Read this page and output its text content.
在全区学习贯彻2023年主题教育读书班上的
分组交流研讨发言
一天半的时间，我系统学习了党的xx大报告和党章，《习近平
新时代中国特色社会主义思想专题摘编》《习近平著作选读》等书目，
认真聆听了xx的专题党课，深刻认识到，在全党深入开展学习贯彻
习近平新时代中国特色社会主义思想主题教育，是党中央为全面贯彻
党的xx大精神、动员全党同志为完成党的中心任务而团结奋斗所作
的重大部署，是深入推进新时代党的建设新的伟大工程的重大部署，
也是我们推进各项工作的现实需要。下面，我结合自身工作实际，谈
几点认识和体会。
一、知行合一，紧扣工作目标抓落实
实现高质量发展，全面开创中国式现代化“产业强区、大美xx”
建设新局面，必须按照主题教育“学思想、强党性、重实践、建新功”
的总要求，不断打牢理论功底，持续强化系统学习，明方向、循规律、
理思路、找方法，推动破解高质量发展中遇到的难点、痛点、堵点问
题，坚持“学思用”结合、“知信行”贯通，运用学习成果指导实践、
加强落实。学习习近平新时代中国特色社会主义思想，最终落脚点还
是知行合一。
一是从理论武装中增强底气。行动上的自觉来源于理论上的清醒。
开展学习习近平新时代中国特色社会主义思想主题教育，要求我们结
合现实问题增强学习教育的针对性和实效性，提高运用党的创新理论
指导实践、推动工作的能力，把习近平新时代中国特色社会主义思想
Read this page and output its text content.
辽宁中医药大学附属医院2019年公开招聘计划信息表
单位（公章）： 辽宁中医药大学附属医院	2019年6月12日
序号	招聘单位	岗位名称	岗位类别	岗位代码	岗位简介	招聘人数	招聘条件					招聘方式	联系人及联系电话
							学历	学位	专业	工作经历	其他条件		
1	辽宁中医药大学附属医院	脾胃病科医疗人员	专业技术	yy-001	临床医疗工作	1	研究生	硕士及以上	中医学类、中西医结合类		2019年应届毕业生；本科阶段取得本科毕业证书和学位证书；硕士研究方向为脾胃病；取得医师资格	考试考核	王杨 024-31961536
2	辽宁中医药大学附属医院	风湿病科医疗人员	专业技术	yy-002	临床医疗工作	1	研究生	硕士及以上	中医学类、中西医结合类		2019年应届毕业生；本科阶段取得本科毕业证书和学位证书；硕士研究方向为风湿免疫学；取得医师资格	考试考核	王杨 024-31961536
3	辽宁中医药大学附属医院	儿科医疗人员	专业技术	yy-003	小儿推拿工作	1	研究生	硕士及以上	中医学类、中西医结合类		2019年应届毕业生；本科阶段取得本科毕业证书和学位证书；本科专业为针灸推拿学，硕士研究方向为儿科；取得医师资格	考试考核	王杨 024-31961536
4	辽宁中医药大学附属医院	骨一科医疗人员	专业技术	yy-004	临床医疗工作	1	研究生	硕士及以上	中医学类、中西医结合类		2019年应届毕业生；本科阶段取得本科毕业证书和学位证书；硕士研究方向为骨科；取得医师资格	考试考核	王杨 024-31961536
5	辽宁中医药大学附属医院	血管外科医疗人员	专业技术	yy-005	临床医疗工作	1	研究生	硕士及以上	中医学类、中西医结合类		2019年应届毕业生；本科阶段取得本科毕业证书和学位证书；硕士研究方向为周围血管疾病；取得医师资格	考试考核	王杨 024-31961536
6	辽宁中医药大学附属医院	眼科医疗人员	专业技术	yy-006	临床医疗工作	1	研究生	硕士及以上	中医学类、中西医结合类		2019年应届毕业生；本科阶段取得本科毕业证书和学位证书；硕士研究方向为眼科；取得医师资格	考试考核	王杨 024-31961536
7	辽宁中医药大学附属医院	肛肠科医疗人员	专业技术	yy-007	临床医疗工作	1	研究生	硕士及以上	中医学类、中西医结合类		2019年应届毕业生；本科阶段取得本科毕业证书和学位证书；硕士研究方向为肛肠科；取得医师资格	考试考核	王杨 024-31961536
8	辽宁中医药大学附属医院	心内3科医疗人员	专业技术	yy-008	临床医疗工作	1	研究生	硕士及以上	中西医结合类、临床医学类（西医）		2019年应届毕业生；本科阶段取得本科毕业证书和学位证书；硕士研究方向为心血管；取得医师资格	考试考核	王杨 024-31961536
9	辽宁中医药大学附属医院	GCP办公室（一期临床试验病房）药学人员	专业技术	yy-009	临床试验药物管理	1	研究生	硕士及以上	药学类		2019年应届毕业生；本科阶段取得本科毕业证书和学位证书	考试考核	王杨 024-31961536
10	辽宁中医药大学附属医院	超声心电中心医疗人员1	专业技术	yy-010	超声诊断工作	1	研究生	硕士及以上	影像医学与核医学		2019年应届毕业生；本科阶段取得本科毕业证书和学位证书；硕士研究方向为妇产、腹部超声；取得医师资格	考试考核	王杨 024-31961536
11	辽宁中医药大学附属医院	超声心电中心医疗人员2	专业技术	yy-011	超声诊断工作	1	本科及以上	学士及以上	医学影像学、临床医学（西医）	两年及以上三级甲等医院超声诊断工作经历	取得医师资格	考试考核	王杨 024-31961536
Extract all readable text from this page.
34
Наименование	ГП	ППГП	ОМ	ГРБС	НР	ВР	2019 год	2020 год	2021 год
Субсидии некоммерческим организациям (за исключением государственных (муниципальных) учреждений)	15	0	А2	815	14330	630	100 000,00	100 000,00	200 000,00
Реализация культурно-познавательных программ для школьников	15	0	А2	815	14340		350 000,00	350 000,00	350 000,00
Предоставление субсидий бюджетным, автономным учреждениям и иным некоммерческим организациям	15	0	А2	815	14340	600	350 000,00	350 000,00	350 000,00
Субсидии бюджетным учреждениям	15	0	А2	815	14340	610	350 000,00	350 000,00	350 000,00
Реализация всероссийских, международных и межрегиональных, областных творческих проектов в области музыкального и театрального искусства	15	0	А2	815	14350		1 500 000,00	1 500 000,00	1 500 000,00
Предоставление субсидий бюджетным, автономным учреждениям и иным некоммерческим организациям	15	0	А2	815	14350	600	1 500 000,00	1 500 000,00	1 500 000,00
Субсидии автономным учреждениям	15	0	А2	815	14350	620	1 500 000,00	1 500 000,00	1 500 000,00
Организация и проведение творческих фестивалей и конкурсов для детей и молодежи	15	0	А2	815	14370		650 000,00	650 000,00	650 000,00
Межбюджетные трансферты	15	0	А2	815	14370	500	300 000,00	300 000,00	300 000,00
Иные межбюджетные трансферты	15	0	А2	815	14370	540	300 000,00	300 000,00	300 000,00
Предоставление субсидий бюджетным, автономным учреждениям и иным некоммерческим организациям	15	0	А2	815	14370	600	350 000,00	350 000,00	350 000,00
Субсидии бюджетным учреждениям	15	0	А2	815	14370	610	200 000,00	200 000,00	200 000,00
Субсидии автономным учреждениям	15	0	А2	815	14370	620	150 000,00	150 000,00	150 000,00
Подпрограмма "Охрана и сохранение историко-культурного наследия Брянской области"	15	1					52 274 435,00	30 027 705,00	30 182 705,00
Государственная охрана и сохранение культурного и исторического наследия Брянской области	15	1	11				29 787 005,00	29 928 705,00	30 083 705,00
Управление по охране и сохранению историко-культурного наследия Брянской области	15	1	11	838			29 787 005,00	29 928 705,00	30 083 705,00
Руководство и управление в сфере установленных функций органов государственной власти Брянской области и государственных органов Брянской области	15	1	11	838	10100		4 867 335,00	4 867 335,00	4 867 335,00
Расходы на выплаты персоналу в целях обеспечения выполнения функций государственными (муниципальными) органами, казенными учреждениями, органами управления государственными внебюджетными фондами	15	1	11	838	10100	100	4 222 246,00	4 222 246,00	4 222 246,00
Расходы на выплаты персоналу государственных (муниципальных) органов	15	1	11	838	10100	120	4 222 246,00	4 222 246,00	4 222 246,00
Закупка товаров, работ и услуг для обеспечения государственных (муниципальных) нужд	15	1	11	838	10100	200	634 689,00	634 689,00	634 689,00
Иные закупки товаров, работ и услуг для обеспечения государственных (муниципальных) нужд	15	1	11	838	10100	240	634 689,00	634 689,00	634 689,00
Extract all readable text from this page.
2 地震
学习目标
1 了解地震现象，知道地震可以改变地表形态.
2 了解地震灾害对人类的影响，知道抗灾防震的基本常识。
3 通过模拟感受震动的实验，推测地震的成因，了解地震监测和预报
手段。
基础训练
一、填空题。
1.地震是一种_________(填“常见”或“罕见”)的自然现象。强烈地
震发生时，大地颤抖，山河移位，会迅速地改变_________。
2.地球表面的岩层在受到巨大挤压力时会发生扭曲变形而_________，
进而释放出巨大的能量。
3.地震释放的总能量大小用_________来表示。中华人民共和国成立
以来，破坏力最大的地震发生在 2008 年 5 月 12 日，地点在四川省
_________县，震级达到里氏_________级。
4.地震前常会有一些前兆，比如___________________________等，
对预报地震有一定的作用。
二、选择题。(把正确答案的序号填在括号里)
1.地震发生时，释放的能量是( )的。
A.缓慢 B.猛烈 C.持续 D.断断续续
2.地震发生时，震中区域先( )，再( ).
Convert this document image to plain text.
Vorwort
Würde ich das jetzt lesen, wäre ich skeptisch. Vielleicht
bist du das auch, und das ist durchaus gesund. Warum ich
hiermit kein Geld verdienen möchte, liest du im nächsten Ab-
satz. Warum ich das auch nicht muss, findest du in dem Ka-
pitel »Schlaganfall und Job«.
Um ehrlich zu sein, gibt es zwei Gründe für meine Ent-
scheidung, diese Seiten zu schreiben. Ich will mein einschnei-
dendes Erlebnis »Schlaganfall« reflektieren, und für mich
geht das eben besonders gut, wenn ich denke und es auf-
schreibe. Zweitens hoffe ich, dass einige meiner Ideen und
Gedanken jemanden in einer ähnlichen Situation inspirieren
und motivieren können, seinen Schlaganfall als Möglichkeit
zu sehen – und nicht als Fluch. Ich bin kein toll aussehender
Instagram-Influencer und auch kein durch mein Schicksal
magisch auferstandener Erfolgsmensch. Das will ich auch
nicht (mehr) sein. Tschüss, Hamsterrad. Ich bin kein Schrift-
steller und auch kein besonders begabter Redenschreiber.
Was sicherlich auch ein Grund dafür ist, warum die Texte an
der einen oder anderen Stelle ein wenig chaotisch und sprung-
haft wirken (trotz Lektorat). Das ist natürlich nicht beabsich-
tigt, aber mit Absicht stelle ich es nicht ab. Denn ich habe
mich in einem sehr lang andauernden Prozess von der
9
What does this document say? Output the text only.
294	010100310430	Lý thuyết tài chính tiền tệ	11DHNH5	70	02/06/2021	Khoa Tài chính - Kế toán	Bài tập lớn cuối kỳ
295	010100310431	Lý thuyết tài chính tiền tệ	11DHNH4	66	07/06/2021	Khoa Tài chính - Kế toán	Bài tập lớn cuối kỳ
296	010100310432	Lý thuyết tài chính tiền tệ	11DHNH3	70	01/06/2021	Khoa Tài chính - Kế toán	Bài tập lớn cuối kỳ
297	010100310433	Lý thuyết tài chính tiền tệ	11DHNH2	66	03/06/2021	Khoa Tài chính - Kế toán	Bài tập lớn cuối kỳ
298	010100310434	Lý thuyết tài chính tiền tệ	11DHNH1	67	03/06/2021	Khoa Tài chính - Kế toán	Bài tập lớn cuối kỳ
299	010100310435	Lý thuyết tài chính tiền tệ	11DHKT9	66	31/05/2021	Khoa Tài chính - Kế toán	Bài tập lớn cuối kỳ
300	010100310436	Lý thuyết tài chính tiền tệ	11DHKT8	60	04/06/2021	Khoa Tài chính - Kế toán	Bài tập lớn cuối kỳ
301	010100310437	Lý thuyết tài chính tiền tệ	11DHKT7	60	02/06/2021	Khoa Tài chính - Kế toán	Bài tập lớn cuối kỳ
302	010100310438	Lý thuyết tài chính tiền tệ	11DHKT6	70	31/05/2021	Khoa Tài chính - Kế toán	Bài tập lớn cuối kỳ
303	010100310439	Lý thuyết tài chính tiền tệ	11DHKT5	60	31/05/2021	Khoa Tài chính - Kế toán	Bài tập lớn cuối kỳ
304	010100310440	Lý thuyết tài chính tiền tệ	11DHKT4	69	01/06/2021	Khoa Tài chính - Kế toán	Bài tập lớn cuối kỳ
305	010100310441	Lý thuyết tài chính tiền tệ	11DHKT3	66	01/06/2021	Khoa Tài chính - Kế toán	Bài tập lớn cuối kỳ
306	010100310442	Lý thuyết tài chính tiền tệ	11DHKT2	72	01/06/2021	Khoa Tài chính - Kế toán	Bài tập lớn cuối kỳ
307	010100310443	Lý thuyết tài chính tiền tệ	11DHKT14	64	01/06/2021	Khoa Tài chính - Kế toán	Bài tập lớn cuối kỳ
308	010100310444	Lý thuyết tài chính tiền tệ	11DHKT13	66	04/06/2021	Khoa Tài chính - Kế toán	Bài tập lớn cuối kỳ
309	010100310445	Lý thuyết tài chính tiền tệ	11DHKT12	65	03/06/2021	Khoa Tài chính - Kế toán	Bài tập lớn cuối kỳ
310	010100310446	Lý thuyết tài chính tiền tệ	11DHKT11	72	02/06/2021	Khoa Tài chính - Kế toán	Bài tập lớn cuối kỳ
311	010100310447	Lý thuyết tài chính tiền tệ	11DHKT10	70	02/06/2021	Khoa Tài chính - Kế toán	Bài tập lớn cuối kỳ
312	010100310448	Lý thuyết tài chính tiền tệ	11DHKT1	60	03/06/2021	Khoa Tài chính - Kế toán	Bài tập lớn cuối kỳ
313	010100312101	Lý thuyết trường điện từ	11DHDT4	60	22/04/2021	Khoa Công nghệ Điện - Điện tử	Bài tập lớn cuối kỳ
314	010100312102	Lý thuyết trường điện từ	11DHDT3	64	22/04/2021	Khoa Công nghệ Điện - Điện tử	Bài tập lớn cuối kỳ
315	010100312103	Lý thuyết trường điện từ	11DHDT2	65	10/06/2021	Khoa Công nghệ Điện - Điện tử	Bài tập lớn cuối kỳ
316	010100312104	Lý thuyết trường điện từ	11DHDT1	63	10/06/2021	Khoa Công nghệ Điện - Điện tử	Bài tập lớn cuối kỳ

[TASK REQUIREMENTS] Going through the entries above, tally each line that has the word "организациям". Answer with the number only.

[ANSWER TO THIS PROBLEM] 4